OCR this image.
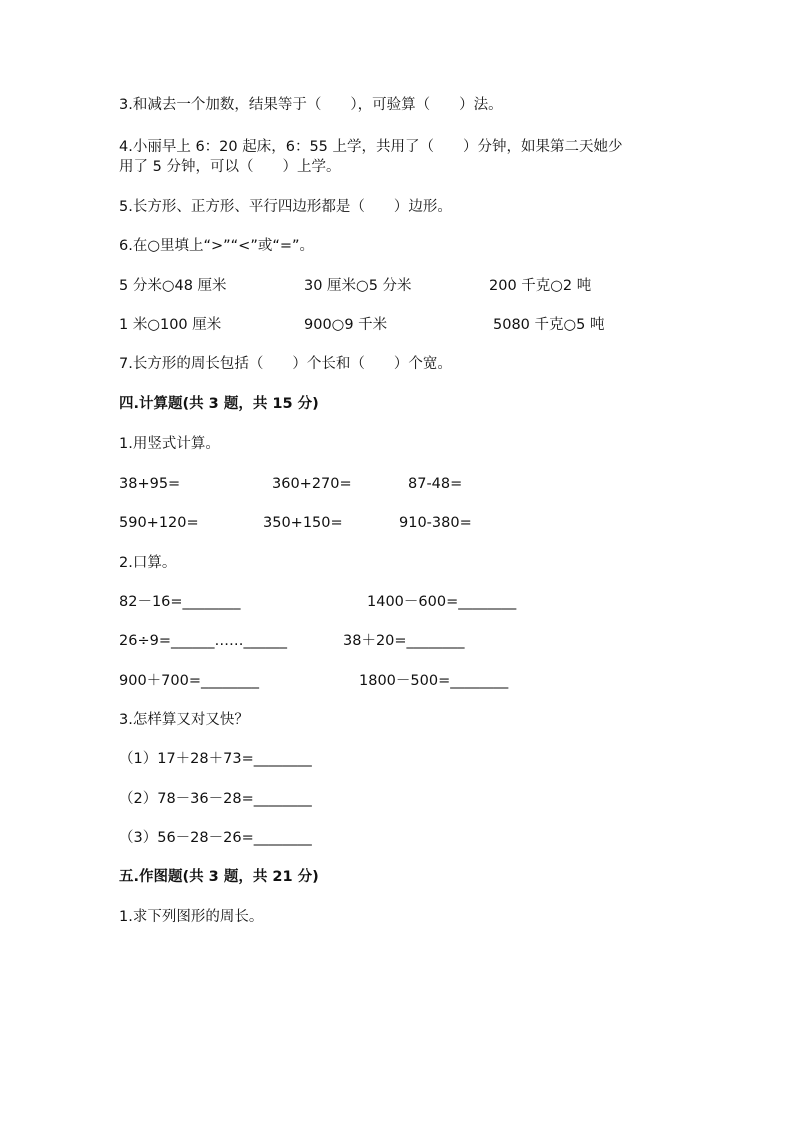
3.和减去一个加数，结果等于（　　），可验算（　　）法。
4.小丽早上 6：20 起床，6：55 上学，共用了（　　）分钟，如果第二天她少
用了 5 分钟，可以（　　）上学。
5.长方形、正方形、平行四边形都是（　　）边形。
6.在○里填上“>”“<”或“=”。
5 分米○48 厘米	30 厘米○5 分米	200 千克○2 吨
1 米○100 厘米	900○9 千米	5080 千克○5 吨
7.长方形的周长包括（　　）个长和（　　）个宽。
四.计算题(共 3 题，共 15 分)
1.用竖式计算。
38+95=	360+270=	87-48=
590+120=	350+150=	910-380=
2.口算。
82－16=________	1400－600=________
26÷9=______……______	38＋20=________
900＋700=________	1800－500=________
3.怎样算又对又快？
（1）17＋28＋73=________
（2）78－36－28=________
（3）56－28－26=________
五.作图题(共 3 题，共 21 分)
1.求下列图形的周长。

════

Copy all of the entries verbatim, leaving out any pictures they contain.

OCR this image.
3.和减去一个加数，结果等于（　　），可验算（　　）法。
4.小丽早上 6：20 起床，6：55 上学，共用了（　　）分钟，如果第二天她少
用了 5 分钟，可以（　　）上学。
5.长方形、正方形、平行四边形都是（　　）边形。
6.在○里填上“>”“<”或“=”。
5 分米○48 厘米	30 厘米○5 分米	200 千克○2 吨
1 米○100 厘米	900○9 千米	5080 千克○5 吨
7.长方形的周长包括（　　）个长和（　　）个宽。
四.计算题(共 3 题，共 15 分)
1.用竖式计算。
38+95=	360+270=	87-48=
590+120=	350+150=	910-380=
2.口算。
82－16=________	1400－600=________
26÷9=______……______	38＋20=________
900＋700=________	1800－500=________
3.怎样算又对又快？
（1）17＋28＋73=________
（2）78－36－28=________
（3）56－28－26=________
五.作图题(共 3 题，共 21 分)
1.求下列图形的周长。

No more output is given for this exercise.